* [EXERCISE OBJECTIVE]: Gather the lines that hold the string "triangle".

* [EXERCISE MATERIALS]:
[START]

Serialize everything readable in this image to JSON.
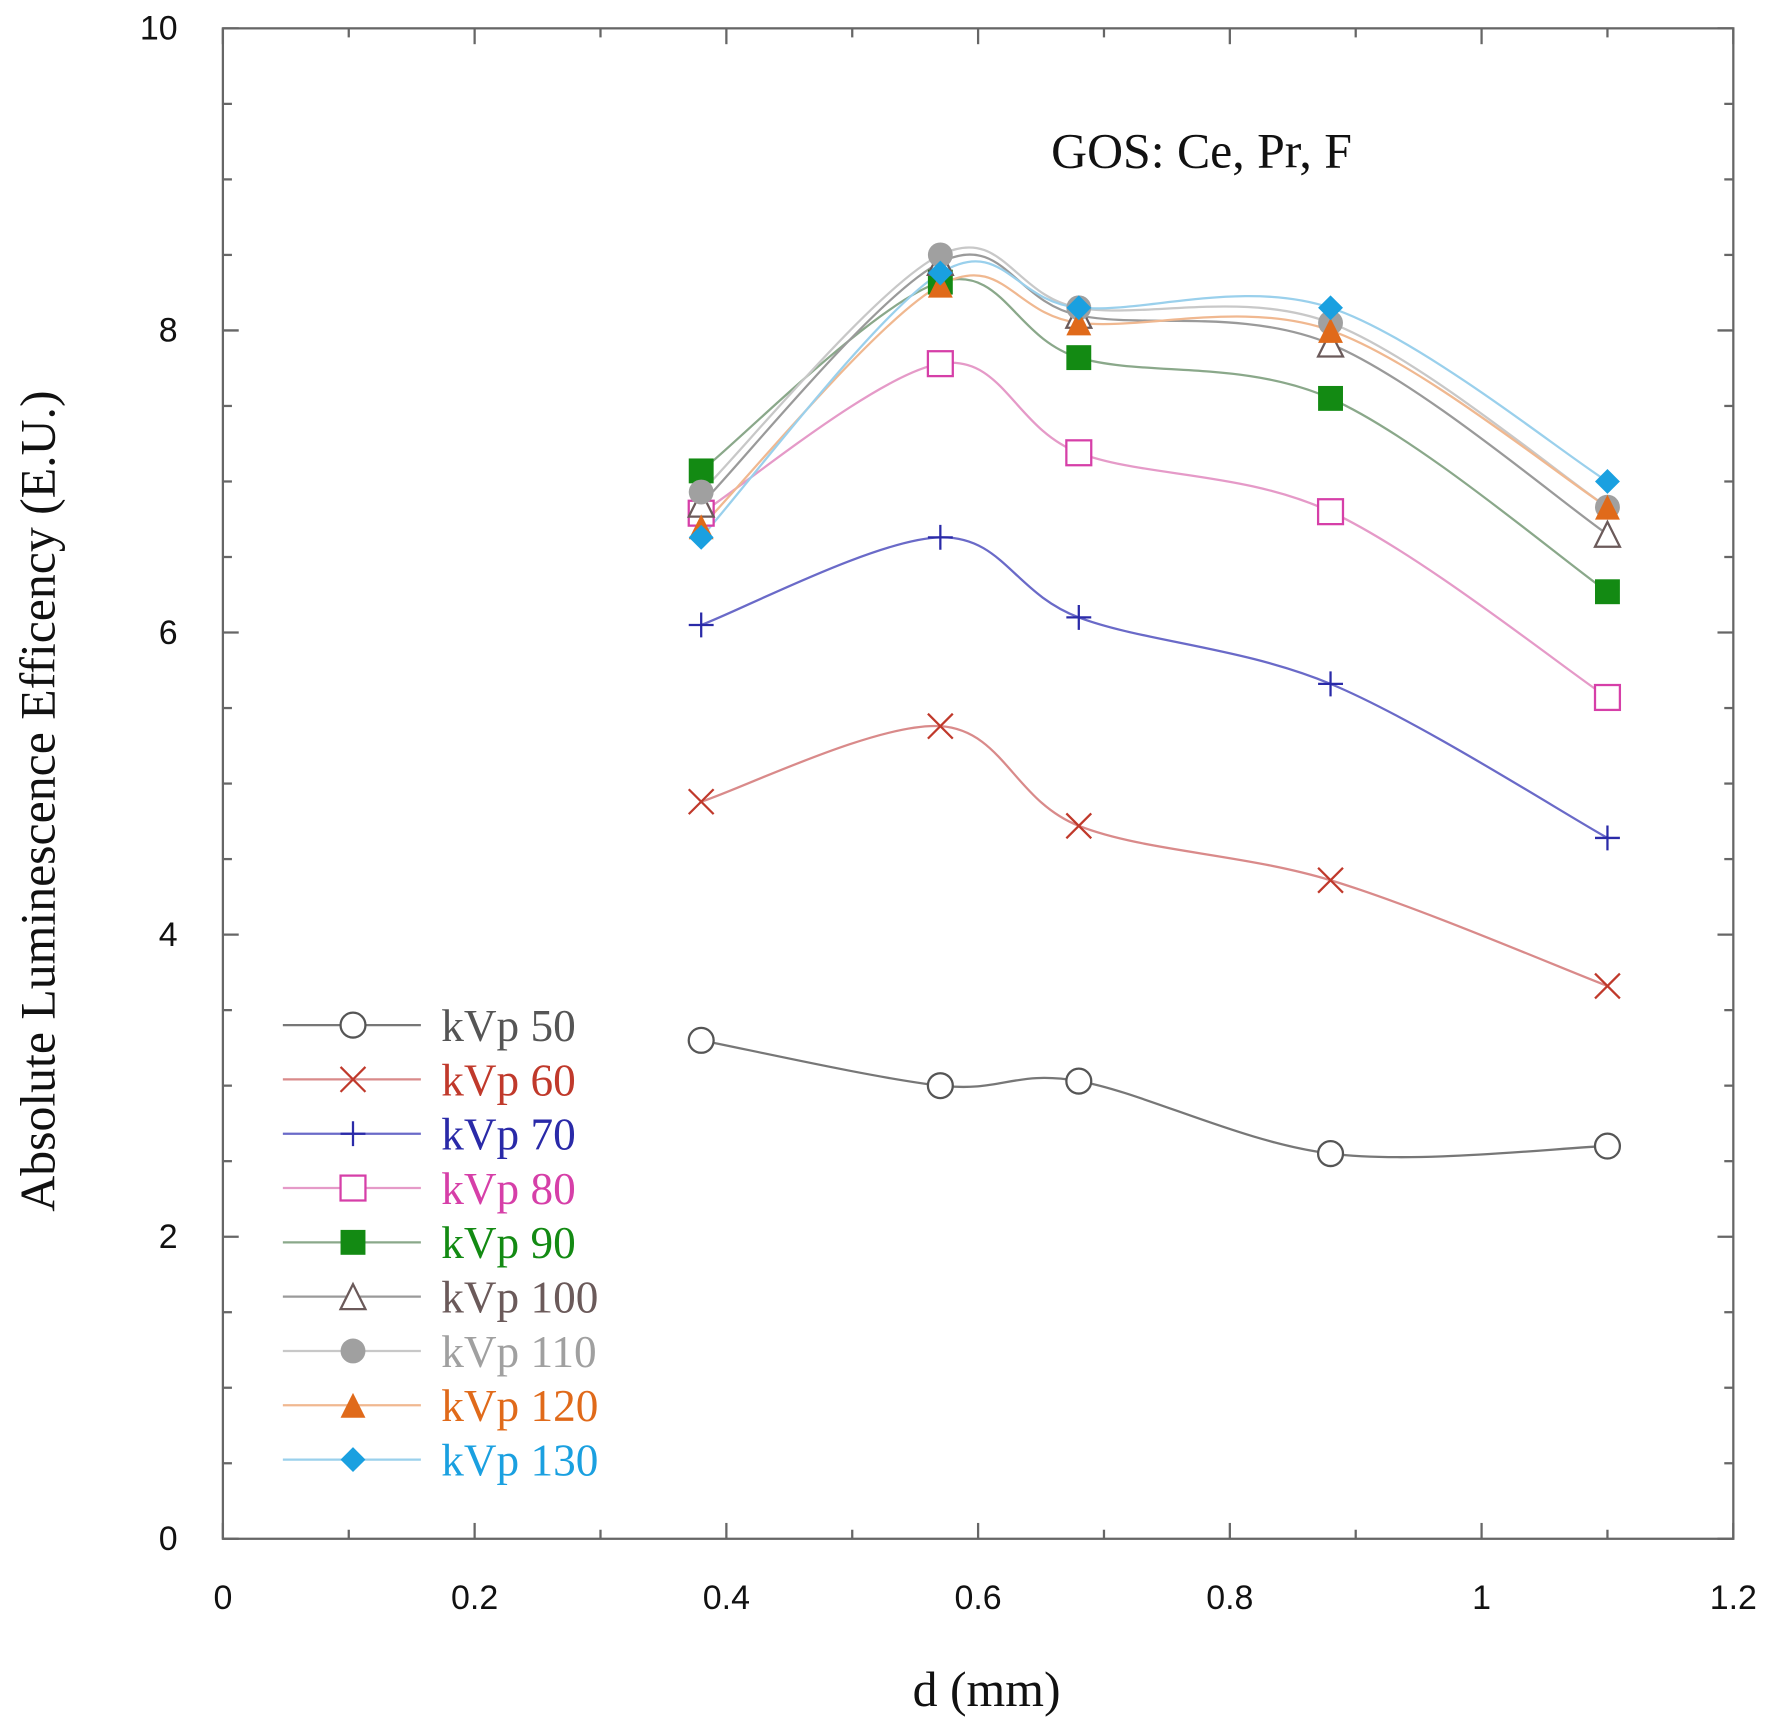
{
  "chart_data": {
    "type": "line",
    "title": "GOS: Ce, Pr, F",
    "xlabel": "d (mm)",
    "ylabel": "Absolute Luminescence Efficency (E.U.)",
    "xlim": [
      0,
      1.2
    ],
    "ylim": [
      0,
      10
    ],
    "xticks": [
      "0",
      "0.2",
      "0.4",
      "0.6",
      "0.8",
      "1",
      "1.2"
    ],
    "xtick_values": [
      0,
      0.2,
      0.4,
      0.6,
      0.8,
      1,
      1.2
    ],
    "yticks": [
      "0",
      "2",
      "4",
      "6",
      "8",
      "10"
    ],
    "ytick_values": [
      0,
      2,
      4,
      6,
      8,
      10
    ],
    "grid": false,
    "legend_position": "bottom-left",
    "x": [
      0.38,
      0.57,
      0.68,
      0.88,
      1.1
    ],
    "series": [
      {
        "name": "kVp 50",
        "color": "#555555",
        "line": "#777777",
        "marker": "circle-open",
        "values": [
          3.3,
          3.0,
          3.03,
          2.55,
          2.6
        ]
      },
      {
        "name": "kVp 60",
        "color": "#c0392b",
        "line": "#d98a8a",
        "marker": "x",
        "values": [
          4.88,
          5.38,
          4.72,
          4.36,
          3.66
        ]
      },
      {
        "name": "kVp 70",
        "color": "#2a2aa8",
        "line": "#6a6ac8",
        "marker": "plus",
        "values": [
          6.05,
          6.63,
          6.1,
          5.66,
          4.64
        ]
      },
      {
        "name": "kVp 80",
        "color": "#d63fa8",
        "line": "#e59ac8",
        "marker": "square-open",
        "values": [
          6.79,
          7.78,
          7.19,
          6.8,
          5.57
        ]
      },
      {
        "name": "kVp 90",
        "color": "#138a13",
        "line": "#8aa88a",
        "marker": "square",
        "values": [
          7.07,
          8.32,
          7.82,
          7.55,
          6.27
        ]
      },
      {
        "name": "kVp 100",
        "color": "#6b5a5a",
        "line": "#9a9a9a",
        "marker": "triangle-open",
        "values": [
          6.85,
          8.45,
          8.1,
          7.91,
          6.65
        ]
      },
      {
        "name": "kVp 110",
        "color": "#a0a0a0",
        "line": "#c8c8c8",
        "marker": "circle",
        "values": [
          6.93,
          8.5,
          8.15,
          8.05,
          6.83
        ]
      },
      {
        "name": "kVp 120",
        "color": "#e06a1a",
        "line": "#f0b890",
        "marker": "triangle",
        "values": [
          6.7,
          8.3,
          8.05,
          8.0,
          6.83
        ]
      },
      {
        "name": "kVp 130",
        "color": "#1aa0e0",
        "line": "#9ad0ec",
        "marker": "diamond",
        "values": [
          6.63,
          8.38,
          8.15,
          8.15,
          7.0
        ]
      }
    ]
  }
}
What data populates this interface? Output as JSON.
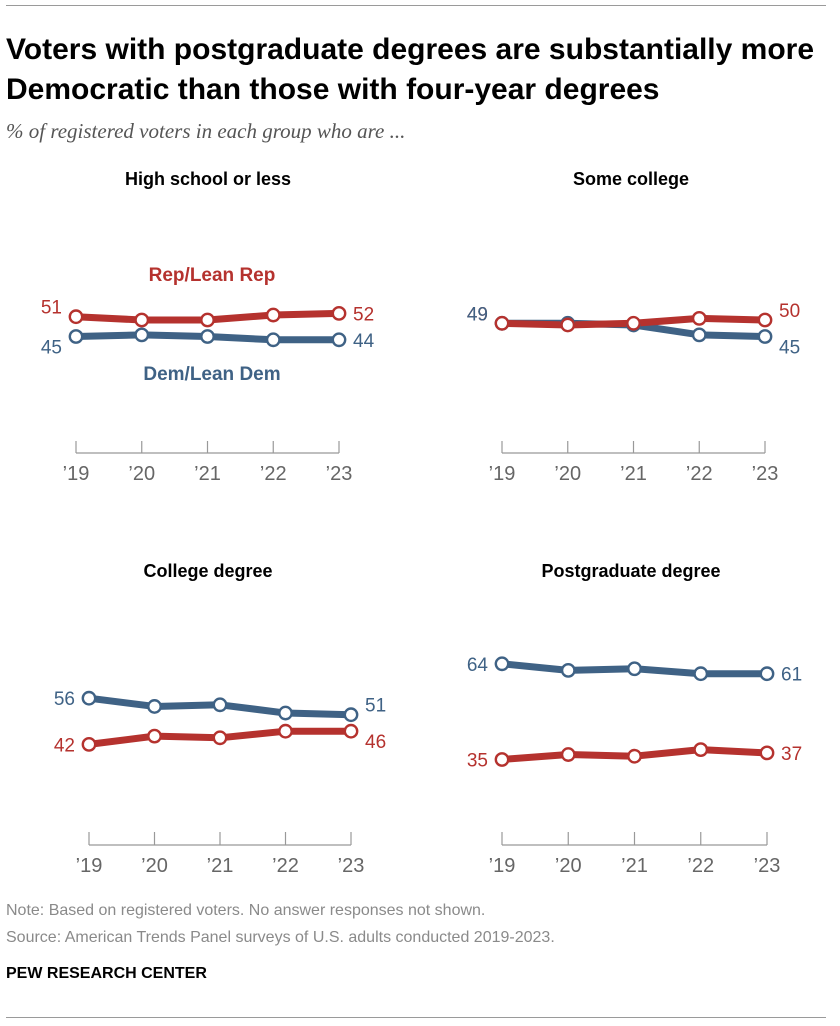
{
  "header": {
    "title": "Voters with postgraduate degrees are substantially more Democratic than those with four-year degrees",
    "subtitle": "% of registered voters in each group who are ..."
  },
  "footer": {
    "note": "Note: Based on registered voters. No answer responses not shown.",
    "source": "Source: American Trends Panel surveys of U.S. adults conducted 2019-2023.",
    "brand": "PEW RESEARCH CENTER"
  },
  "colors": {
    "rep": "#b5322e",
    "dem": "#3f6285",
    "axis": "#999999"
  },
  "chart_data": [
    {
      "type": "line",
      "title": "High school or less",
      "x": [
        "’19",
        "’20",
        "’21",
        "’22",
        "’23"
      ],
      "series": [
        {
          "name": "Rep/Lean Rep",
          "values": [
            51,
            50,
            50,
            51.5,
            52
          ],
          "start_label": "51",
          "end_label": "52"
        },
        {
          "name": "Dem/Lean Dem",
          "values": [
            45,
            45.5,
            45,
            44,
            44
          ],
          "start_label": "45",
          "end_label": "44"
        }
      ],
      "legend": [
        "Rep/Lean Rep",
        "Dem/Lean Dem"
      ]
    },
    {
      "type": "line",
      "title": "Some college",
      "x": [
        "’19",
        "’20",
        "’21",
        "’22",
        "’23"
      ],
      "series": [
        {
          "name": "Rep/Lean Rep",
          "values": [
            49,
            48.5,
            49,
            50.5,
            50
          ],
          "start_label": "49",
          "end_label": "50"
        },
        {
          "name": "Dem/Lean Dem",
          "values": [
            49,
            49,
            48.5,
            45.5,
            45
          ],
          "start_label": "49",
          "end_label": "45"
        }
      ]
    },
    {
      "type": "line",
      "title": "College degree",
      "x": [
        "’19",
        "’20",
        "’21",
        "’22",
        "’23"
      ],
      "series": [
        {
          "name": "Rep/Lean Rep",
          "values": [
            42,
            44.5,
            44,
            46,
            46
          ],
          "start_label": "42",
          "end_label": "46"
        },
        {
          "name": "Dem/Lean Dem",
          "values": [
            56,
            53.5,
            54,
            51.5,
            51
          ],
          "start_label": "56",
          "end_label": "51"
        }
      ]
    },
    {
      "type": "line",
      "title": "Postgraduate degree",
      "x": [
        "’19",
        "’20",
        "’21",
        "’22",
        "’23"
      ],
      "series": [
        {
          "name": "Rep/Lean Rep",
          "values": [
            35,
            36.5,
            36,
            38,
            37
          ],
          "start_label": "35",
          "end_label": "37"
        },
        {
          "name": "Dem/Lean Dem",
          "values": [
            64,
            62,
            62.5,
            61,
            61
          ],
          "start_label": "64",
          "end_label": "61"
        }
      ]
    }
  ]
}
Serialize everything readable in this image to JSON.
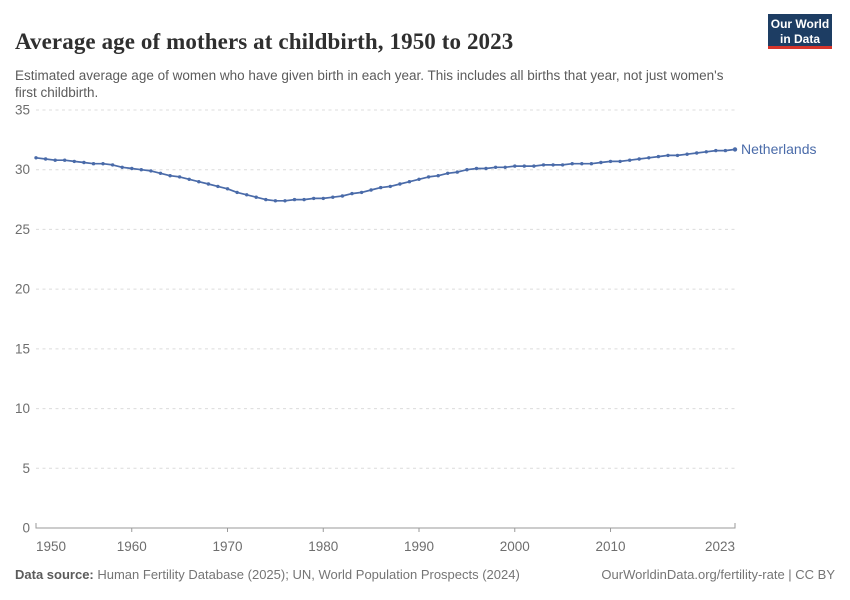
{
  "header": {
    "title": "Average age of mothers at childbirth, 1950 to 2023",
    "subtitle": "Estimated average age of women who have given birth in each year. This includes all births that year, not just women's first childbirth.",
    "logo_line1": "Our World",
    "logo_line2": "in Data"
  },
  "chart_data": {
    "type": "line",
    "title": "Average age of mothers at childbirth, 1950 to 2023",
    "xlabel": "",
    "ylabel": "",
    "xlim": [
      1950,
      2023
    ],
    "ylim": [
      0,
      35
    ],
    "yticks": [
      0,
      5,
      10,
      15,
      20,
      25,
      30,
      35
    ],
    "xticks": [
      1950,
      1960,
      1970,
      1980,
      1990,
      2000,
      2010,
      2023
    ],
    "grid": "horizontal-dashed",
    "legend_position": "end-of-line-label",
    "series": [
      {
        "name": "Netherlands",
        "color": "#4a6ba9",
        "x": [
          1950,
          1951,
          1952,
          1953,
          1954,
          1955,
          1956,
          1957,
          1958,
          1959,
          1960,
          1961,
          1962,
          1963,
          1964,
          1965,
          1966,
          1967,
          1968,
          1969,
          1970,
          1971,
          1972,
          1973,
          1974,
          1975,
          1976,
          1977,
          1978,
          1979,
          1980,
          1981,
          1982,
          1983,
          1984,
          1985,
          1986,
          1987,
          1988,
          1989,
          1990,
          1991,
          1992,
          1993,
          1994,
          1995,
          1996,
          1997,
          1998,
          1999,
          2000,
          2001,
          2002,
          2003,
          2004,
          2005,
          2006,
          2007,
          2008,
          2009,
          2010,
          2011,
          2012,
          2013,
          2014,
          2015,
          2016,
          2017,
          2018,
          2019,
          2020,
          2021,
          2022,
          2023
        ],
        "values": [
          31.0,
          30.9,
          30.8,
          30.8,
          30.7,
          30.6,
          30.5,
          30.5,
          30.4,
          30.2,
          30.1,
          30.0,
          29.9,
          29.7,
          29.5,
          29.4,
          29.2,
          29.0,
          28.8,
          28.6,
          28.4,
          28.1,
          27.9,
          27.7,
          27.5,
          27.4,
          27.4,
          27.5,
          27.5,
          27.6,
          27.6,
          27.7,
          27.8,
          28.0,
          28.1,
          28.3,
          28.5,
          28.6,
          28.8,
          29.0,
          29.2,
          29.4,
          29.5,
          29.7,
          29.8,
          30.0,
          30.1,
          30.1,
          30.2,
          30.2,
          30.3,
          30.3,
          30.3,
          30.4,
          30.4,
          30.4,
          30.5,
          30.5,
          30.5,
          30.6,
          30.7,
          30.7,
          30.8,
          30.9,
          31.0,
          31.1,
          31.2,
          31.2,
          31.3,
          31.4,
          31.5,
          31.6,
          31.6,
          31.7
        ]
      }
    ]
  },
  "footer": {
    "source_label": "Data source:",
    "source_text": " Human Fertility Database (2025); UN, World Population Prospects (2024)",
    "link": "OurWorldinData.org/fertility-rate | CC BY"
  },
  "colors": {
    "accent_line": "#4a6ba9",
    "logo_navy": "#1d3d63",
    "logo_red": "#d7352b",
    "grid": "#dcdcdc",
    "axis": "#9a9a9a",
    "tick_text": "#6e6e6e",
    "title_text": "#2f2f2f",
    "muted_text": "#5b5b5b"
  }
}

[END]

* [REPLY TO THE TASK]:
        "marker": "triangle-open",
        "marker": "triangle",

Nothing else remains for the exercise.